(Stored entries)
-------------------------
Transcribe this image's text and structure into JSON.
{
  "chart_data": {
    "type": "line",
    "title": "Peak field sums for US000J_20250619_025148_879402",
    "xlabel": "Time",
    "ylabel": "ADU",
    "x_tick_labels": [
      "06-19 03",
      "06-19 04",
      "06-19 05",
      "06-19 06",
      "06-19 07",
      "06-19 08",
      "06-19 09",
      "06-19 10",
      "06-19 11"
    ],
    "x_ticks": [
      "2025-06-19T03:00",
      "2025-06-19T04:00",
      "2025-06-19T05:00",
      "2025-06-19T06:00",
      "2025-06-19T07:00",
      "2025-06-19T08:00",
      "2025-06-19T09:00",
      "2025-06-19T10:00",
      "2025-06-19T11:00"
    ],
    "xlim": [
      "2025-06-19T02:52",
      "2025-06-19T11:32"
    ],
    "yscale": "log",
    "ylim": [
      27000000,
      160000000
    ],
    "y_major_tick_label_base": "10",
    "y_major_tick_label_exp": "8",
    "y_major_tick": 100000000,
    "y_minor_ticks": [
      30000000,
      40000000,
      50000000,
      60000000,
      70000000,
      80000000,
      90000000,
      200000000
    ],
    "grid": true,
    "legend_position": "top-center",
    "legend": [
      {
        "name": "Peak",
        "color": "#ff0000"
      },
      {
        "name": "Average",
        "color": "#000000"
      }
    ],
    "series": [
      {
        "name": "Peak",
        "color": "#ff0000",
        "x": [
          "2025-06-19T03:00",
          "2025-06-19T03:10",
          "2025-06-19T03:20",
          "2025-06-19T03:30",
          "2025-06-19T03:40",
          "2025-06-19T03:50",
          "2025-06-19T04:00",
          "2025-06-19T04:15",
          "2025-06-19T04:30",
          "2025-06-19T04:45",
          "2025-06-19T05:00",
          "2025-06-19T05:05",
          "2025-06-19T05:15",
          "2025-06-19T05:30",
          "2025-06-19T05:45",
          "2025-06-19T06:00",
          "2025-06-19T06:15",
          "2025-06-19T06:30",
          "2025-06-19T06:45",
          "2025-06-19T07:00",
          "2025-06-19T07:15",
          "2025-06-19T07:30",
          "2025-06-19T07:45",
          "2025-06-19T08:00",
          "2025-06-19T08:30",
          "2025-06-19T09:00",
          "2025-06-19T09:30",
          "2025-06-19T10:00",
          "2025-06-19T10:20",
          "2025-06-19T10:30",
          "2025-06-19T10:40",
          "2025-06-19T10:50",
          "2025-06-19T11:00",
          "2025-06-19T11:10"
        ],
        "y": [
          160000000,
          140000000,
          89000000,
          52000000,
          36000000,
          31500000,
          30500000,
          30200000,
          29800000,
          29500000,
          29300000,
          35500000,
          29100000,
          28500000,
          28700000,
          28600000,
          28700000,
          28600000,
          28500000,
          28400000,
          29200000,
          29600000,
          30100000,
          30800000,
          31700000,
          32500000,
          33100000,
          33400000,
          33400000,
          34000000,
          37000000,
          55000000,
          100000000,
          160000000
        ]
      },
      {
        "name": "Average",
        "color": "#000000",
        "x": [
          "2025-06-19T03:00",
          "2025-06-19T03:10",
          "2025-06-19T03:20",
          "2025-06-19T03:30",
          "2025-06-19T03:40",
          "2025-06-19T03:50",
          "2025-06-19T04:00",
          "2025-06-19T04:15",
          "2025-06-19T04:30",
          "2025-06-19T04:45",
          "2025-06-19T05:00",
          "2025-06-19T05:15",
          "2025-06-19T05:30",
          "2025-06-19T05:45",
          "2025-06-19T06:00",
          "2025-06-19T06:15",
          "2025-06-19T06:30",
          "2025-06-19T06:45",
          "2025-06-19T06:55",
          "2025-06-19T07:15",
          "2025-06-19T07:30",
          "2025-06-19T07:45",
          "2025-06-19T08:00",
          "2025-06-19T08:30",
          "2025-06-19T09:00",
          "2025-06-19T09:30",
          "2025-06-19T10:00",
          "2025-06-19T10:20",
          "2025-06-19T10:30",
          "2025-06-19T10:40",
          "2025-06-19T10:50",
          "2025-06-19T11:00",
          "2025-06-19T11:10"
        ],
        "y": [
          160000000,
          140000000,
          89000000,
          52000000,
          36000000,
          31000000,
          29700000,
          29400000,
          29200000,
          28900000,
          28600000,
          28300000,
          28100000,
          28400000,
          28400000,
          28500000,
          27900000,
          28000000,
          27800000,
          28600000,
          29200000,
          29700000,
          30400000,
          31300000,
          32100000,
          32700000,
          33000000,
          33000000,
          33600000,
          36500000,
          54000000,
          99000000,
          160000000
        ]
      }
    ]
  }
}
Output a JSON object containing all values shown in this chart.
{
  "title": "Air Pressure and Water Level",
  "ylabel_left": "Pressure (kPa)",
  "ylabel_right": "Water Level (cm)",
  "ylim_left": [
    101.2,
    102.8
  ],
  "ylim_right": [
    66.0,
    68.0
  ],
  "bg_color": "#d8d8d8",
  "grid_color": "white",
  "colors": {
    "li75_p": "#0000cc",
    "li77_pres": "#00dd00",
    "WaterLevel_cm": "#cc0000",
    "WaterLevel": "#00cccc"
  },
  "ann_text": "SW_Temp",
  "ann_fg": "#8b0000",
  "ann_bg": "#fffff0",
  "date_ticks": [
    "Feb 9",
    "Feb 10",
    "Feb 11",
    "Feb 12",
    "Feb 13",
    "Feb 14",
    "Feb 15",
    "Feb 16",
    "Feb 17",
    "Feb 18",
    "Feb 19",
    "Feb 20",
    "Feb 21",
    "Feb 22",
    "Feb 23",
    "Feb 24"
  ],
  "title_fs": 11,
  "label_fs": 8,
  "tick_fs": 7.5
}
-------------------------
Task requirements: Copy all the lines, exactly.

Solution to this exercise:
Transcribe this image's text and structure into JSON.
{
  "chart_data": {
    "type": "line",
    "title": "Peak field sums for US000J_20250619_025148_879402",
    "xlabel": "Time",
    "ylabel": "ADU",
    "x_tick_labels": [
      "06-19 03",
      "06-19 04",
      "06-19 05",
      "06-19 06",
      "06-19 07",
      "06-19 08",
      "06-19 09",
      "06-19 10",
      "06-19 11"
    ],
    "x_ticks": [
      "2025-06-19T03:00",
      "2025-06-19T04:00",
      "2025-06-19T05:00",
      "2025-06-19T06:00",
      "2025-06-19T07:00",
      "2025-06-19T08:00",
      "2025-06-19T09:00",
      "2025-06-19T10:00",
      "2025-06-19T11:00"
    ],
    "xlim": [
      "2025-06-19T02:52",
      "2025-06-19T11:32"
    ],
    "yscale": "log",
    "ylim": [
      27000000,
      160000000
    ],
    "y_major_tick_label_base": "10",
    "y_major_tick_label_exp": "8",
    "y_major_tick": 100000000,
    "y_minor_ticks": [
      30000000,
      40000000,
      50000000,
      60000000,
      70000000,
      80000000,
      90000000,
      200000000
    ],
    "grid": true,
    "legend_position": "top-center",
    "legend": [
      {
        "name": "Peak",
        "color": "#ff0000"
      },
      {
        "name": "Average",
        "color": "#000000"
      }
    ],
    "series": [
      {
        "name": "Peak",
        "color": "#ff0000",
        "x": [
          "2025-06-19T03:00",
          "2025-06-19T03:10",
          "2025-06-19T03:20",
          "2025-06-19T03:30",
          "2025-06-19T03:40",
          "2025-06-19T03:50",
          "2025-06-19T04:00",
          "2025-06-19T04:15",
          "2025-06-19T04:30",
          "2025-06-19T04:45",
          "2025-06-19T05:00",
          "2025-06-19T05:05",
          "2025-06-19T05:15",
          "2025-06-19T05:30",
          "2025-06-19T05:45",
          "2025-06-19T06:00",
          "2025-06-19T06:15",
          "2025-06-19T06:30",
          "2025-06-19T06:45",
          "2025-06-19T07:00",
          "2025-06-19T07:15",
          "2025-06-19T07:30",
          "2025-06-19T07:45",
          "2025-06-19T08:00",
          "2025-06-19T08:30",
          "2025-06-19T09:00",
          "2025-06-19T09:30",
          "2025-06-19T10:00",
          "2025-06-19T10:20",
          "2025-06-19T10:30",
          "2025-06-19T10:40",
          "2025-06-19T10:50",
          "2025-06-19T11:00",
          "2025-06-19T11:10"
        ],
        "y": [
          160000000,
          140000000,
          89000000,
          52000000,
          36000000,
          31500000,
          30500000,
          30200000,
          29800000,
          29500000,
          29300000,
          35500000,
          29100000,
          28500000,
          28700000,
          28600000,
          28700000,
          28600000,
          28500000,
          28400000,
          29200000,
          29600000,
          30100000,
          30800000,
          31700000,
          32500000,
          33100000,
          33400000,
          33400000,
          34000000,
          37000000,
          55000000,
          100000000,
          160000000
        ]
      },
      {
        "name": "Average",
        "color": "#000000",
        "x": [
          "2025-06-19T03:00",
          "2025-06-19T03:10",
          "2025-06-19T03:20",
          "2025-06-19T03:30",
          "2025-06-19T03:40",
          "2025-06-19T03:50",
          "2025-06-19T04:00",
          "2025-06-19T04:15",
          "2025-06-19T04:30",
          "2025-06-19T04:45",
          "2025-06-19T05:00",
          "2025-06-19T05:15",
          "2025-06-19T05:30",
          "2025-06-19T05:45",
          "2025-06-19T06:00",
          "2025-06-19T06:15",
          "2025-06-19T06:30",
          "2025-06-19T06:45",
          "2025-06-19T06:55",
          "2025-06-19T07:15",
          "2025-06-19T07:30",
          "2025-06-19T07:45",
          "2025-06-19T08:00",
          "2025-06-19T08:30",
          "2025-06-19T09:00",
          "2025-06-19T09:30",
          "2025-06-19T10:00",
          "2025-06-19T10:20",
          "2025-06-19T10:30",
          "2025-06-19T10:40",
          "2025-06-19T10:50",
          "2025-06-19T11:00",
          "2025-06-19T11:10"
        ],
        "y": [
          160000000,
          140000000,
          89000000,
          52000000,
          36000000,
          31000000,
          29700000,
          29400000,
          29200000,
          28900000,
          28600000,
          28300000,
          28100000,
          28400000,
          28400000,
          28500000,
          27900000,
          28000000,
          27800000,
          28600000,
          29200000,
          29700000,
          30400000,
          31300000,
          32100000,
          32700000,
          33000000,
          33000000,
          33600000,
          36500000,
          54000000,
          99000000,
          160000000
        ]
      }
    ]
  }
}
Output a JSON object containing all values shown in this chart.
{
  "title": "Air Pressure and Water Level",
  "ylabel_left": "Pressure (kPa)",
  "ylabel_right": "Water Level (cm)",
  "ylim_left": [
    101.2,
    102.8
  ],
  "ylim_right": [
    66.0,
    68.0
  ],
  "bg_color": "#d8d8d8",
  "grid_color": "white",
  "colors": {
    "li75_p": "#0000cc",
    "li77_pres": "#00dd00",
    "WaterLevel_cm": "#cc0000",
    "WaterLevel": "#00cccc"
  },
  "ann_text": "SW_Temp",
  "ann_fg": "#8b0000",
  "ann_bg": "#fffff0",
  "date_ticks": [
    "Feb 9",
    "Feb 10",
    "Feb 11",
    "Feb 12",
    "Feb 13",
    "Feb 14",
    "Feb 15",
    "Feb 16",
    "Feb 17",
    "Feb 18",
    "Feb 19",
    "Feb 20",
    "Feb 21",
    "Feb 22",
    "Feb 23",
    "Feb 24"
  ],
  "title_fs": 11,
  "label_fs": 8,
  "tick_fs": 7.5
}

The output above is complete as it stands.